AVAILABLE DATA:
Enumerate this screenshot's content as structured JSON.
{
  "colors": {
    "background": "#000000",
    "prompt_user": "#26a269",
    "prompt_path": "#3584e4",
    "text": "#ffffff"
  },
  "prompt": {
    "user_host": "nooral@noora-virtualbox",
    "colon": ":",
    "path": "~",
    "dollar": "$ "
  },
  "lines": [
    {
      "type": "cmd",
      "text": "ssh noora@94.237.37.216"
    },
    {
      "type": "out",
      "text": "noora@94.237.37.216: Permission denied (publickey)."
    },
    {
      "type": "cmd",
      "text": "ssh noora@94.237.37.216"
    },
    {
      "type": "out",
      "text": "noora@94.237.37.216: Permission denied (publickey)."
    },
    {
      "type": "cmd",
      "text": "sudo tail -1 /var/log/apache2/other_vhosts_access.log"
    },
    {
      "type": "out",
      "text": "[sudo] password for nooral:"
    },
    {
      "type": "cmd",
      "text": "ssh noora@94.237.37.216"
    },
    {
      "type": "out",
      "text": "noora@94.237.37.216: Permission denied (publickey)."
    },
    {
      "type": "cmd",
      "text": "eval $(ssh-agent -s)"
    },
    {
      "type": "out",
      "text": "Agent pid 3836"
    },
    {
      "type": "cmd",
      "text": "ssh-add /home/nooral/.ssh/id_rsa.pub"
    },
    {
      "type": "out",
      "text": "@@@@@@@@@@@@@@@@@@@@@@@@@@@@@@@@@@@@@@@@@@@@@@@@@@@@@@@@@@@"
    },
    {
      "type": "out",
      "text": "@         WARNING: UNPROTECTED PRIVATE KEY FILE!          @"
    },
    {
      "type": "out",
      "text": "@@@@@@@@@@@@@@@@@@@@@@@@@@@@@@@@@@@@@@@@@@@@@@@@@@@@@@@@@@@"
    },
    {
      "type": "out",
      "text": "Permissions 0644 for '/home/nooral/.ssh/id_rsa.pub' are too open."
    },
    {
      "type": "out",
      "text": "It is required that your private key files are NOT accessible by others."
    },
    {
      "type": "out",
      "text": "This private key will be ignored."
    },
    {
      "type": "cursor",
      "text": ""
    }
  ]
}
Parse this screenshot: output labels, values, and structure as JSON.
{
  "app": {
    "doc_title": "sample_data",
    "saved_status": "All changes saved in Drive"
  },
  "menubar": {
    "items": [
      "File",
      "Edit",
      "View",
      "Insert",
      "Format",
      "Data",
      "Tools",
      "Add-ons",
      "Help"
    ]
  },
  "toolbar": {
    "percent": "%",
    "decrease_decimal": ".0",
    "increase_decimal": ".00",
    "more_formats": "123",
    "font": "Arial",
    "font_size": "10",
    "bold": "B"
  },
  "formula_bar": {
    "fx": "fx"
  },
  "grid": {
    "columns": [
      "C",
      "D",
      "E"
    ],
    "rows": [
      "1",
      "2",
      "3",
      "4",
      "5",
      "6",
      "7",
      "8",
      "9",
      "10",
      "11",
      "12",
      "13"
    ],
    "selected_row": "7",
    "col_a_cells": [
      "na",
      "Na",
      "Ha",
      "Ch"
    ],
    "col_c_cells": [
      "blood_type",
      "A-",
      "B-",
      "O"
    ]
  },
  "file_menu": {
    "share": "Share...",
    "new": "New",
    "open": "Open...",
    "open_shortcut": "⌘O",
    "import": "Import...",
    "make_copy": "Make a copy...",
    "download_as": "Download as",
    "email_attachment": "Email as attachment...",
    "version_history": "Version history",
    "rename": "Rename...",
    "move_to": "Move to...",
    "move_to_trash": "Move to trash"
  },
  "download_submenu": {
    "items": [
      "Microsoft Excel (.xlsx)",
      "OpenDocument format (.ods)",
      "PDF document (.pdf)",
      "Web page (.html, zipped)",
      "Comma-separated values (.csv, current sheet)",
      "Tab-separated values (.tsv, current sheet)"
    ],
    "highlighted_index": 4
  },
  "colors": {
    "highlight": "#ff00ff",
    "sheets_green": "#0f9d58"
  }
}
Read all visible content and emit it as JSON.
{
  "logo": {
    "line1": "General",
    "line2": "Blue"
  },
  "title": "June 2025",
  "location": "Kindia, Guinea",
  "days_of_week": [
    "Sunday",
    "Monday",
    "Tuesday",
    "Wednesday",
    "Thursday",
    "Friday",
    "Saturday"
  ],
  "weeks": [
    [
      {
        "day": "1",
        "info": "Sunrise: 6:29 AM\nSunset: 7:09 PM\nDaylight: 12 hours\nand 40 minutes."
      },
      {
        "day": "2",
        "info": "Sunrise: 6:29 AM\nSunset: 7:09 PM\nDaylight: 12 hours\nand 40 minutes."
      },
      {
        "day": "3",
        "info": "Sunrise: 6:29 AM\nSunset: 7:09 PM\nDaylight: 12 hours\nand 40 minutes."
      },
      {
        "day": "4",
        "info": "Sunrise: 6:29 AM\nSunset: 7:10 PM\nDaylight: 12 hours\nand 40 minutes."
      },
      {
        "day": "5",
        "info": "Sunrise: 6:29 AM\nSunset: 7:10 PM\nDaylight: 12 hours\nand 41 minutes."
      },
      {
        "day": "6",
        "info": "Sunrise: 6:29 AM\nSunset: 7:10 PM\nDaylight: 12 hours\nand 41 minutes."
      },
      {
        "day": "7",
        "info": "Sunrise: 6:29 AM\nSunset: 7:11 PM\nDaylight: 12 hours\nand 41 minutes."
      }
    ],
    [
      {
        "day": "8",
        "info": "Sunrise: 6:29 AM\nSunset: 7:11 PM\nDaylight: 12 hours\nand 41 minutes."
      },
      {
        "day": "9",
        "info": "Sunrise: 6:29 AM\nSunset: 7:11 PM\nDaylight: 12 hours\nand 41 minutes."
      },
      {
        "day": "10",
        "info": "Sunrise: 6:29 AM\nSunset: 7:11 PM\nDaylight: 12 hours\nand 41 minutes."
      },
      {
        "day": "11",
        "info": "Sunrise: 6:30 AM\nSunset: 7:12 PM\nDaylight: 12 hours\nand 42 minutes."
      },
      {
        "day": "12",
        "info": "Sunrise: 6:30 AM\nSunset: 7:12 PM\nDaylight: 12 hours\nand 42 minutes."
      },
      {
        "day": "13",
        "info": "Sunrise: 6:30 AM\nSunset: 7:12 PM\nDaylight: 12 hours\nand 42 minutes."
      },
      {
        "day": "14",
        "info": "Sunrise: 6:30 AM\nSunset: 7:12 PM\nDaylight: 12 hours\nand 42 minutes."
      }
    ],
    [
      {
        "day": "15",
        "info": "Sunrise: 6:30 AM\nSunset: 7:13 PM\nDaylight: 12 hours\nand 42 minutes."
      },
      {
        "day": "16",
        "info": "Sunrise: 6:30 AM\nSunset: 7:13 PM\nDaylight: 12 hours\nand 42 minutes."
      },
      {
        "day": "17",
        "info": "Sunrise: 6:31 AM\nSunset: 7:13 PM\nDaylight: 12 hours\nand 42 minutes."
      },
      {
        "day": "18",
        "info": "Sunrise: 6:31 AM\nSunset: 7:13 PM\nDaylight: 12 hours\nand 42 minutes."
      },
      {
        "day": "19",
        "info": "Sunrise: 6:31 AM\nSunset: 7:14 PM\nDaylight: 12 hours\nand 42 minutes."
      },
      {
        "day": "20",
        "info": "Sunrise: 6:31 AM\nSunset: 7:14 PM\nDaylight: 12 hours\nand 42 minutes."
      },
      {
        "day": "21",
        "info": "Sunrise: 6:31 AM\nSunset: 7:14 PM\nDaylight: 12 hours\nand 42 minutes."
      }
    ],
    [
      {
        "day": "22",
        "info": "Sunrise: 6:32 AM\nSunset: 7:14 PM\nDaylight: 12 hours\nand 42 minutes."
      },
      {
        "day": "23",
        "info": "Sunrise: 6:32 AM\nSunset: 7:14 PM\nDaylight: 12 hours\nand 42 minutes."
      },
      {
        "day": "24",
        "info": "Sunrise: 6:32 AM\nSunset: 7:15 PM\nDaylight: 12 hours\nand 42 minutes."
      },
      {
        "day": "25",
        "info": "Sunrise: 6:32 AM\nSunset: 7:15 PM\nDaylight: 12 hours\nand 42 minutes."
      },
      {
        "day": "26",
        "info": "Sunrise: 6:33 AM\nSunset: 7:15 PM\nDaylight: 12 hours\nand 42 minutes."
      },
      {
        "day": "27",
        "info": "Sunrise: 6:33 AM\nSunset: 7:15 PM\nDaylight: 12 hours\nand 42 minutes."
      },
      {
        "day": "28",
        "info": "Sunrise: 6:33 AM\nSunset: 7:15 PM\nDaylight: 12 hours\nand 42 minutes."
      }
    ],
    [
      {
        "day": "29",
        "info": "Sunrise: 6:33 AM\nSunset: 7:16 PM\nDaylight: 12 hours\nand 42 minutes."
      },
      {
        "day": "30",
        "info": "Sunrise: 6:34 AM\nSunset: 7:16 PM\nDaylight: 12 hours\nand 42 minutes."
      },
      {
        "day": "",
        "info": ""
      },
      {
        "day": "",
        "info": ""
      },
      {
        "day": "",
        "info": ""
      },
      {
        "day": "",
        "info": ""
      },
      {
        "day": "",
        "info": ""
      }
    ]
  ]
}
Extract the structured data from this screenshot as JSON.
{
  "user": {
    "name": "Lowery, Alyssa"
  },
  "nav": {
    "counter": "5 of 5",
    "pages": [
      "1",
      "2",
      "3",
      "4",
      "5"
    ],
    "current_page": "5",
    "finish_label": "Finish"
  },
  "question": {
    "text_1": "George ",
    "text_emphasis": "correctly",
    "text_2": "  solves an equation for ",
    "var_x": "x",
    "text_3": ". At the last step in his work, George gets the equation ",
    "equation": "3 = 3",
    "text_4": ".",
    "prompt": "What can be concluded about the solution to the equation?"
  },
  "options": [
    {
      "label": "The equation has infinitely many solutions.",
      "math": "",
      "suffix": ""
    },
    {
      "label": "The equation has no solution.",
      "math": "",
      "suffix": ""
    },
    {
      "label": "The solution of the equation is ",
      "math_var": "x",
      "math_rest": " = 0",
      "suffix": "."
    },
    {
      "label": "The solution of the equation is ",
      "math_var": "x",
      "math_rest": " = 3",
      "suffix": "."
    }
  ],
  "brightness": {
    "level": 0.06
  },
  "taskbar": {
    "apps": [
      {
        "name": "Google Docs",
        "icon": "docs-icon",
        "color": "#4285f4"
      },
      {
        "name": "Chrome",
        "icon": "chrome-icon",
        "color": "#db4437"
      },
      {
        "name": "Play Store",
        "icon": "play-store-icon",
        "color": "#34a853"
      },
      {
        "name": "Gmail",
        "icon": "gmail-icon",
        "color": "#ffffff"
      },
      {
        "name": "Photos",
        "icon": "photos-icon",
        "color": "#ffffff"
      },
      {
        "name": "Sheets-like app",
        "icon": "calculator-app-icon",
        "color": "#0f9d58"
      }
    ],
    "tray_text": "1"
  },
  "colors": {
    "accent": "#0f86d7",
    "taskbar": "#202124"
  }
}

WHAT YOU SHOULD DO:
Within the records, how many lines include "sudo"? The answer is the number and nothing else.

COMPLETE RESPONSE:
2